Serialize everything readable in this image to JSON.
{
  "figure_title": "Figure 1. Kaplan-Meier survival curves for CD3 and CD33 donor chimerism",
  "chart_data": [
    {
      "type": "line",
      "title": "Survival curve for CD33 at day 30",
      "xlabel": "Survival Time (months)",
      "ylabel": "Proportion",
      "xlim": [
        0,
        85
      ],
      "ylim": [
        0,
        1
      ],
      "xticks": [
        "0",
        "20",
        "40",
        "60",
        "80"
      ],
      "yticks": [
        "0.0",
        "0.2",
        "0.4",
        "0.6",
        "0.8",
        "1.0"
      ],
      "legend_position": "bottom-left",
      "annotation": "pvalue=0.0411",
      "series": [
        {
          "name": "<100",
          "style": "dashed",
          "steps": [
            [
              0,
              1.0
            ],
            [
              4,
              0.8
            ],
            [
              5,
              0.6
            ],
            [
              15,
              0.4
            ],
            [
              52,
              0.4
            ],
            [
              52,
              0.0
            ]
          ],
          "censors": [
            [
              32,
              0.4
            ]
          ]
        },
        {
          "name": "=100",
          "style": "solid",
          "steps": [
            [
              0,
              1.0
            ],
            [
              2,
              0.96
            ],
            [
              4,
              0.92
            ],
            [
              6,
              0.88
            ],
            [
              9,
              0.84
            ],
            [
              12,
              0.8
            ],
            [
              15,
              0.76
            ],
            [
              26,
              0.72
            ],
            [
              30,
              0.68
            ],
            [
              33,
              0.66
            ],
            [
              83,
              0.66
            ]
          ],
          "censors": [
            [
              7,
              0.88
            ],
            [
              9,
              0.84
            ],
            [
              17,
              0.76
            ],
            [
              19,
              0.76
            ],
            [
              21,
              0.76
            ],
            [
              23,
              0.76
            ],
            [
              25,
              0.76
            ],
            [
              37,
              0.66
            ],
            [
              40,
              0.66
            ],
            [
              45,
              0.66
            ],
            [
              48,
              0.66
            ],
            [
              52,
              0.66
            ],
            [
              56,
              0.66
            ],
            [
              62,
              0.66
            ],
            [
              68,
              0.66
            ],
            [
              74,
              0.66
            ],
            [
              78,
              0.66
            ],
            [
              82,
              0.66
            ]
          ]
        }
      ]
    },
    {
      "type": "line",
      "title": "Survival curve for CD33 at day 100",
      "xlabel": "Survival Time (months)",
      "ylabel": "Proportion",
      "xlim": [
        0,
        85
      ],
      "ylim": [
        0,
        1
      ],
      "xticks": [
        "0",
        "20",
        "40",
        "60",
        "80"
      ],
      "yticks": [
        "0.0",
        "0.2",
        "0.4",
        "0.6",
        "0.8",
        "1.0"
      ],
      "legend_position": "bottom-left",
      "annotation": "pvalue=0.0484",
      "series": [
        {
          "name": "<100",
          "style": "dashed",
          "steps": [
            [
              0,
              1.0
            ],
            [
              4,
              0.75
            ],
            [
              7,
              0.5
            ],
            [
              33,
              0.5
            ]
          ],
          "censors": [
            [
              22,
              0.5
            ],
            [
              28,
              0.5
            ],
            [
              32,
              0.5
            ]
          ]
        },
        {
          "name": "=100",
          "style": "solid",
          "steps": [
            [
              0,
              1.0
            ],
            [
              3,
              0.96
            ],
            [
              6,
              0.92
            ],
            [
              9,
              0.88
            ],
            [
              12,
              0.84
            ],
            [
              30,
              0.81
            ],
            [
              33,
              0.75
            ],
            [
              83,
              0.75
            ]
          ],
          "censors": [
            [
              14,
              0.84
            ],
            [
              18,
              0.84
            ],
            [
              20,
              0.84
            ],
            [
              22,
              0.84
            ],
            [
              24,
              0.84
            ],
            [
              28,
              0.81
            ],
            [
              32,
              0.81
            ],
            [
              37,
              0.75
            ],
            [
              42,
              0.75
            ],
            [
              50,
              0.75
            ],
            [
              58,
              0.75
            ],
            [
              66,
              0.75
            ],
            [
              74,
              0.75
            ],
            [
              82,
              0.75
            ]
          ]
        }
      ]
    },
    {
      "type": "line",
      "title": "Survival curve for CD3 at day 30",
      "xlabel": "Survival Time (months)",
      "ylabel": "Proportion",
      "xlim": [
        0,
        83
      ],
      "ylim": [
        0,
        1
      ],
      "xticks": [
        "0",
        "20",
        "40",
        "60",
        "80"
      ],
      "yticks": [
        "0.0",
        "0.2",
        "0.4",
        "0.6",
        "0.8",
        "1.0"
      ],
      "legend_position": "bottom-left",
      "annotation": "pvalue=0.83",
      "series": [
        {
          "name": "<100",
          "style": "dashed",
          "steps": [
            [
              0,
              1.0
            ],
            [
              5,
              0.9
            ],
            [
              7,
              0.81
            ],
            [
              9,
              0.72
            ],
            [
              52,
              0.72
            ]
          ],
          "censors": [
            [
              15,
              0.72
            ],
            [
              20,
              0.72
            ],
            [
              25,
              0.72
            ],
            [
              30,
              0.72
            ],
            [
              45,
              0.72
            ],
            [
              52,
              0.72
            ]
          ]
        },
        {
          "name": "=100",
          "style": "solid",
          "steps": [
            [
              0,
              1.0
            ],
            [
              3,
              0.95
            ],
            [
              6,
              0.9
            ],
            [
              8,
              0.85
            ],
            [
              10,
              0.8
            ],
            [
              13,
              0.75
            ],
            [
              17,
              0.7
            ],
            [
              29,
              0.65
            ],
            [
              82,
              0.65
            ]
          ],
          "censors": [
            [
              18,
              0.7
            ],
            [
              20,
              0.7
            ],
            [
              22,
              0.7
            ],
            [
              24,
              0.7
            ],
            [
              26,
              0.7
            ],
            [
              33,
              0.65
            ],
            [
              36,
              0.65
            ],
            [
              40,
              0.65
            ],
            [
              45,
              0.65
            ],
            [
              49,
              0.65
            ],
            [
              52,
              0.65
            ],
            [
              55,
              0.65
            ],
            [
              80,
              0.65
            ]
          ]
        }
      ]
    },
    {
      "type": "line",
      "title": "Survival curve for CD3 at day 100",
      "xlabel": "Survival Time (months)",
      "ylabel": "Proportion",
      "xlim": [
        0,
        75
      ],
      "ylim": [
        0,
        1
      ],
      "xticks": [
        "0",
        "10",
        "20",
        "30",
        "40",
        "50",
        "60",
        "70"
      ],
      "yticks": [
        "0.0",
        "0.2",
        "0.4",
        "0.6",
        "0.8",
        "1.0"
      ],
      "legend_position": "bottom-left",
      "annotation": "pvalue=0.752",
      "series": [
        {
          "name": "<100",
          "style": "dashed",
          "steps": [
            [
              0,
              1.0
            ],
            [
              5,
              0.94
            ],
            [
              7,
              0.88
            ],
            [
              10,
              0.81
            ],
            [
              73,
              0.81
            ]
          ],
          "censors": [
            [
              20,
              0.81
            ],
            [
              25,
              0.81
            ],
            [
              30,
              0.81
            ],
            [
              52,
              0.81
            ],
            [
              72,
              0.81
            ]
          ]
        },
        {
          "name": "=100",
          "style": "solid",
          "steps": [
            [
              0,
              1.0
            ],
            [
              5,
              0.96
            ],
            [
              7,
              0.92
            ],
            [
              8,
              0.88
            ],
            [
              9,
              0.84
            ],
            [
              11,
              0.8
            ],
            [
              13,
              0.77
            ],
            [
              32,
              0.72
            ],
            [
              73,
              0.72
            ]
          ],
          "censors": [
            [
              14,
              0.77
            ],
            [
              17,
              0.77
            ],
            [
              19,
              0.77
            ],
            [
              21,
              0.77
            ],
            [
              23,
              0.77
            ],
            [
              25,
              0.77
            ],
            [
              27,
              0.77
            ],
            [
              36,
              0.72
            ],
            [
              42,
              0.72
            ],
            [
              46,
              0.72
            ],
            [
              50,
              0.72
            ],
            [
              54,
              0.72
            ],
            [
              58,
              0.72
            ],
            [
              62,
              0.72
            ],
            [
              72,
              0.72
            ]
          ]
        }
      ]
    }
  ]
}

Stated exercise »
Search the data for "pvalue". Copy every matching line.

Complete output »
      "annotation": "pvalue=0.0411",
      "annotation": "pvalue=0.0484",
      "annotation": "pvalue=0.83",
      "annotation": "pvalue=0.752",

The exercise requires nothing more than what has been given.